Determine how many lines contain the string "title", then reply with that figure only.

Stored data
━━━━━━━━━━━━━━━━

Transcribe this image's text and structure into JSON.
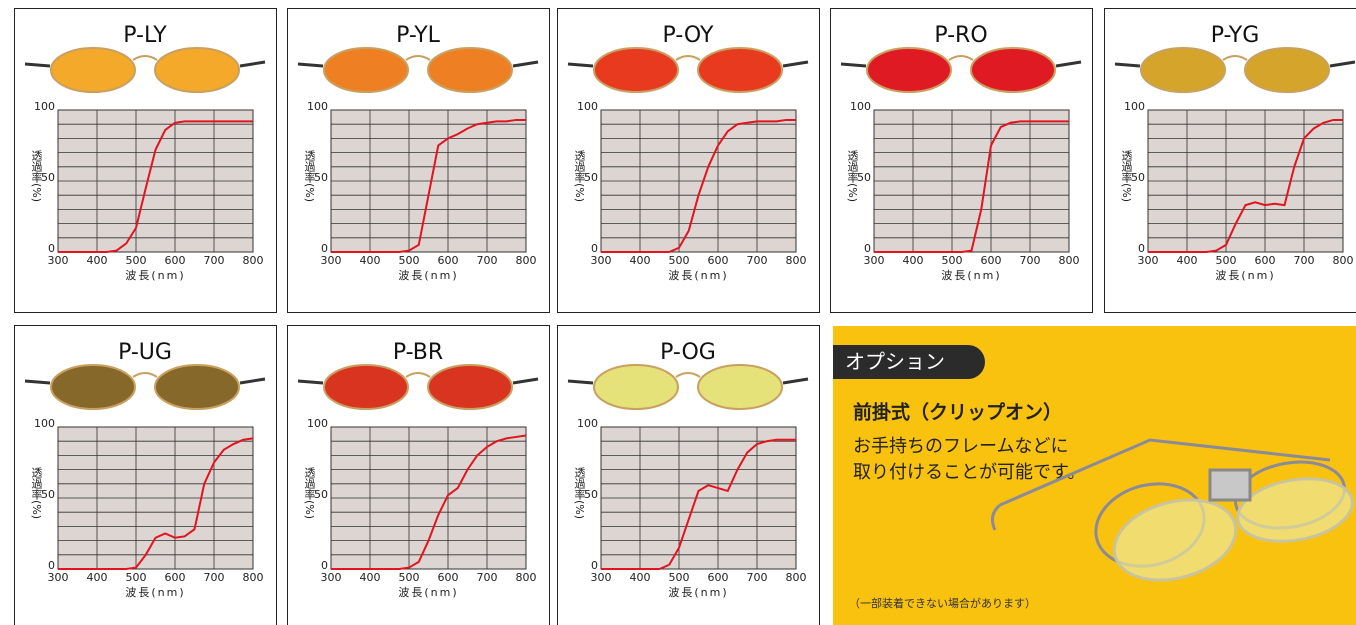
{
  "chart_data": [
    {
      "type": "line",
      "title": "P-LY",
      "lens_color": "#f4a92a",
      "plot_color": "#dcd5d1",
      "grid": true,
      "x_label": "波長(nm)",
      "y_label": "透過率(%)",
      "x": [
        300,
        325,
        350,
        375,
        400,
        425,
        450,
        475,
        500,
        525,
        550,
        575,
        600,
        625,
        650,
        675,
        700,
        725,
        750,
        775,
        800
      ],
      "series": [
        {
          "color": "#e3141e",
          "values": [
            0,
            0,
            0,
            0,
            0,
            0,
            1,
            6,
            17,
            45,
            72,
            86,
            91,
            92,
            92,
            92,
            92,
            92,
            92,
            92,
            92
          ]
        }
      ],
      "xlim": [
        300,
        800
      ],
      "xticks": [
        300,
        400,
        500,
        600,
        700,
        800
      ],
      "ylim": [
        0,
        100
      ],
      "yticks": [
        0,
        50,
        100
      ],
      "minor_yticks": [
        10,
        20,
        30,
        40,
        60,
        70,
        80,
        90
      ]
    },
    {
      "type": "line",
      "title": "P-YL",
      "lens_color": "#ee7f22",
      "plot_color": "#dcd5d1",
      "grid": true,
      "x_label": "波長(nm)",
      "y_label": "透過率(%)",
      "x": [
        300,
        325,
        350,
        375,
        400,
        425,
        450,
        475,
        500,
        525,
        550,
        575,
        600,
        625,
        650,
        675,
        700,
        725,
        750,
        775,
        800
      ],
      "series": [
        {
          "color": "#e3141e",
          "values": [
            0,
            0,
            0,
            0,
            0,
            0,
            0,
            0,
            1,
            5,
            40,
            75,
            80,
            83,
            87,
            90,
            91,
            92,
            92,
            93,
            93
          ]
        }
      ],
      "xlim": [
        300,
        800
      ],
      "xticks": [
        300,
        400,
        500,
        600,
        700,
        800
      ],
      "ylim": [
        0,
        100
      ],
      "yticks": [
        0,
        50,
        100
      ],
      "minor_yticks": [
        10,
        20,
        30,
        40,
        60,
        70,
        80,
        90
      ]
    },
    {
      "type": "line",
      "title": "P-OY",
      "lens_color": "#e73a1f",
      "plot_color": "#dcd5d1",
      "grid": true,
      "x_label": "波長(nm)",
      "y_label": "透過率(%)",
      "x": [
        300,
        325,
        350,
        375,
        400,
        425,
        450,
        475,
        500,
        525,
        550,
        575,
        600,
        625,
        650,
        675,
        700,
        725,
        750,
        775,
        800
      ],
      "series": [
        {
          "color": "#e3141e",
          "values": [
            0,
            0,
            0,
            0,
            0,
            0,
            0,
            0,
            3,
            15,
            40,
            60,
            75,
            85,
            90,
            91,
            92,
            92,
            92,
            93,
            93
          ]
        }
      ],
      "xlim": [
        300,
        800
      ],
      "xticks": [
        300,
        400,
        500,
        600,
        700,
        800
      ],
      "ylim": [
        0,
        100
      ],
      "yticks": [
        0,
        50,
        100
      ],
      "minor_yticks": [
        10,
        20,
        30,
        40,
        60,
        70,
        80,
        90
      ]
    },
    {
      "type": "line",
      "title": "P-RO",
      "lens_color": "#e01a22",
      "plot_color": "#dcd5d1",
      "grid": true,
      "x_label": "波長(nm)",
      "y_label": "透過率(%)",
      "x": [
        300,
        325,
        350,
        375,
        400,
        425,
        450,
        475,
        500,
        525,
        550,
        575,
        600,
        625,
        650,
        675,
        700,
        725,
        750,
        775,
        800
      ],
      "series": [
        {
          "color": "#e3141e",
          "values": [
            0,
            0,
            0,
            0,
            0,
            0,
            0,
            0,
            0,
            0,
            1,
            30,
            75,
            88,
            91,
            92,
            92,
            92,
            92,
            92,
            92
          ]
        }
      ],
      "xlim": [
        300,
        800
      ],
      "xticks": [
        300,
        400,
        500,
        600,
        700,
        800
      ],
      "ylim": [
        0,
        100
      ],
      "yticks": [
        0,
        50,
        100
      ],
      "minor_yticks": [
        10,
        20,
        30,
        40,
        60,
        70,
        80,
        90
      ]
    },
    {
      "type": "line",
      "title": "P-YG",
      "lens_color": "#d4a52a",
      "plot_color": "#dcd5d1",
      "grid": true,
      "x_label": "波長(nm)",
      "y_label": "透過率(%)",
      "x": [
        300,
        325,
        350,
        375,
        400,
        425,
        450,
        475,
        500,
        525,
        550,
        575,
        600,
        625,
        650,
        675,
        700,
        725,
        750,
        775,
        800
      ],
      "series": [
        {
          "color": "#e3141e",
          "values": [
            0,
            0,
            0,
            0,
            0,
            0,
            0,
            1,
            5,
            20,
            33,
            35,
            33,
            34,
            33,
            60,
            80,
            87,
            91,
            93,
            93
          ]
        }
      ],
      "xlim": [
        300,
        800
      ],
      "xticks": [
        300,
        400,
        500,
        600,
        700,
        800
      ],
      "ylim": [
        0,
        100
      ],
      "yticks": [
        0,
        50,
        100
      ],
      "minor_yticks": [
        10,
        20,
        30,
        40,
        60,
        70,
        80,
        90
      ]
    },
    {
      "type": "line",
      "title": "P-UG",
      "lens_color": "#86682a",
      "plot_color": "#dcd5d1",
      "grid": true,
      "x_label": "波長(nm)",
      "y_label": "透過率(%)",
      "x": [
        300,
        325,
        350,
        375,
        400,
        425,
        450,
        475,
        500,
        525,
        550,
        575,
        600,
        625,
        650,
        675,
        700,
        725,
        750,
        775,
        800
      ],
      "series": [
        {
          "color": "#e3141e",
          "values": [
            0,
            0,
            0,
            0,
            0,
            0,
            0,
            0,
            1,
            10,
            22,
            25,
            22,
            23,
            28,
            60,
            75,
            84,
            88,
            91,
            92
          ]
        }
      ],
      "xlim": [
        300,
        800
      ],
      "xticks": [
        300,
        400,
        500,
        600,
        700,
        800
      ],
      "ylim": [
        0,
        100
      ],
      "yticks": [
        0,
        50,
        100
      ],
      "minor_yticks": [
        10,
        20,
        30,
        40,
        60,
        70,
        80,
        90
      ]
    },
    {
      "type": "line",
      "title": "P-BR",
      "lens_color": "#d83420",
      "plot_color": "#dcd5d1",
      "grid": true,
      "x_label": "波長(nm)",
      "y_label": "透過率(%)",
      "x": [
        300,
        325,
        350,
        375,
        400,
        425,
        450,
        475,
        500,
        525,
        550,
        575,
        600,
        625,
        650,
        675,
        700,
        725,
        750,
        775,
        800
      ],
      "series": [
        {
          "color": "#e3141e",
          "values": [
            0,
            0,
            0,
            0,
            0,
            0,
            0,
            0,
            1,
            5,
            20,
            38,
            52,
            57,
            70,
            80,
            86,
            90,
            92,
            93,
            94
          ]
        }
      ],
      "xlim": [
        300,
        800
      ],
      "xticks": [
        300,
        400,
        500,
        600,
        700,
        800
      ],
      "ylim": [
        0,
        100
      ],
      "yticks": [
        0,
        50,
        100
      ],
      "minor_yticks": [
        10,
        20,
        30,
        40,
        60,
        70,
        80,
        90
      ]
    },
    {
      "type": "line",
      "title": "P-OG",
      "lens_color": "#e6e27a",
      "plot_color": "#dcd5d1",
      "grid": true,
      "x_label": "波長(nm)",
      "y_label": "透過率(%)",
      "x": [
        300,
        325,
        350,
        375,
        400,
        425,
        450,
        475,
        500,
        525,
        550,
        575,
        600,
        625,
        650,
        675,
        700,
        725,
        750,
        775,
        800
      ],
      "series": [
        {
          "color": "#e3141e",
          "values": [
            0,
            0,
            0,
            0,
            0,
            0,
            0,
            3,
            15,
            35,
            55,
            59,
            57,
            55,
            70,
            82,
            88,
            90,
            91,
            91,
            91
          ]
        }
      ],
      "xlim": [
        300,
        800
      ],
      "xticks": [
        300,
        400,
        500,
        600,
        700,
        800
      ],
      "ylim": [
        0,
        100
      ],
      "yticks": [
        0,
        50,
        100
      ],
      "minor_yticks": [
        10,
        20,
        30,
        40,
        60,
        70,
        80,
        90
      ]
    }
  ],
  "option": {
    "badge": "オプション",
    "heading": "前掛式（クリップオン）",
    "lines": [
      "お手持ちのフレームなどに",
      "取り付けることが可能です。"
    ],
    "note": "（一部装着できない場合があります）"
  }
}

━━━━━━━━━━━━━━━━

Output for this exercise
8